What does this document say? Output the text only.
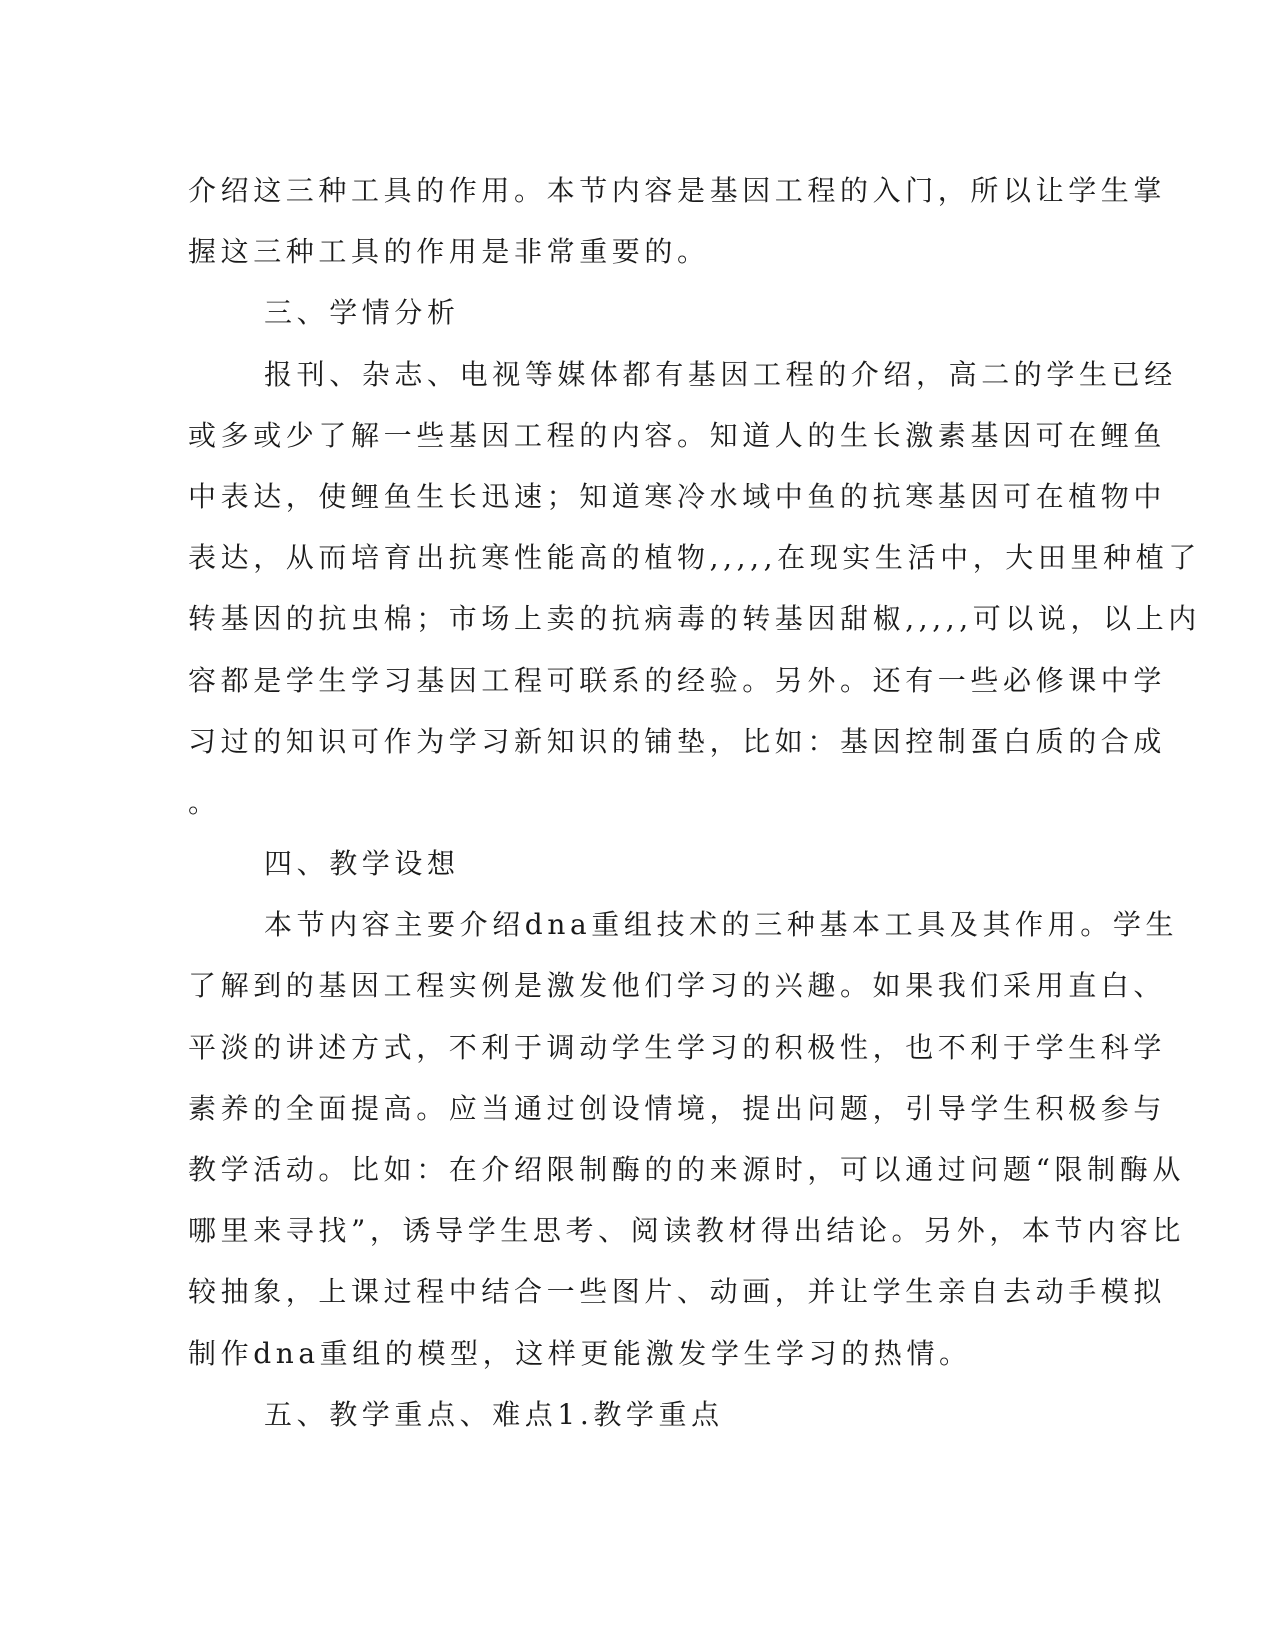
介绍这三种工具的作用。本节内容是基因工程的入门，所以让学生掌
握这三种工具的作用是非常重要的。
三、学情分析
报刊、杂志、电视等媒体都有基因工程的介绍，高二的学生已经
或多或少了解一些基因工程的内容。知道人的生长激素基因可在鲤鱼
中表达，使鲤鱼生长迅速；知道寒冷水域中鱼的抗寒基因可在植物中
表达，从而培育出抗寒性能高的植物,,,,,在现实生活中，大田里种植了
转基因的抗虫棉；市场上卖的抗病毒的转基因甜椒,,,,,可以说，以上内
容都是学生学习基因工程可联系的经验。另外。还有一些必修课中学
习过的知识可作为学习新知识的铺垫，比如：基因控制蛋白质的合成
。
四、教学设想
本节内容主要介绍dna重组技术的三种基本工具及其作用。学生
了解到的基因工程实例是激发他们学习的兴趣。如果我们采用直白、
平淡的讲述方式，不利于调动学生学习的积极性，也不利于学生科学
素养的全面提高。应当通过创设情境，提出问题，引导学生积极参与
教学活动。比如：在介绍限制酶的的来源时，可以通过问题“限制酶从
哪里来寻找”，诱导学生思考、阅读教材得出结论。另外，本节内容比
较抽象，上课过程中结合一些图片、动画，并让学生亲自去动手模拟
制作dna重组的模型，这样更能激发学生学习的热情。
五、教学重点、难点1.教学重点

══════

THE EXERCISE: Return all the entries word for word, but omit any pictures they contain.

FULL SOLUTION:
What does this document say? Output the text only.
介绍这三种工具的作用。本节内容是基因工程的入门，所以让学生掌
握这三种工具的作用是非常重要的。
三、学情分析
报刊、杂志、电视等媒体都有基因工程的介绍，高二的学生已经
或多或少了解一些基因工程的内容。知道人的生长激素基因可在鲤鱼
中表达，使鲤鱼生长迅速；知道寒冷水域中鱼的抗寒基因可在植物中
表达，从而培育出抗寒性能高的植物,,,,,在现实生活中，大田里种植了
转基因的抗虫棉；市场上卖的抗病毒的转基因甜椒,,,,,可以说，以上内
容都是学生学习基因工程可联系的经验。另外。还有一些必修课中学
习过的知识可作为学习新知识的铺垫，比如：基因控制蛋白质的合成
。
四、教学设想
本节内容主要介绍dna重组技术的三种基本工具及其作用。学生
了解到的基因工程实例是激发他们学习的兴趣。如果我们采用直白、
平淡的讲述方式，不利于调动学生学习的积极性，也不利于学生科学
素养的全面提高。应当通过创设情境，提出问题，引导学生积极参与
教学活动。比如：在介绍限制酶的的来源时，可以通过问题“限制酶从
哪里来寻找”，诱导学生思考、阅读教材得出结论。另外，本节内容比
较抽象，上课过程中结合一些图片、动画，并让学生亲自去动手模拟
制作dna重组的模型，这样更能激发学生学习的热情。
五、教学重点、难点1.教学重点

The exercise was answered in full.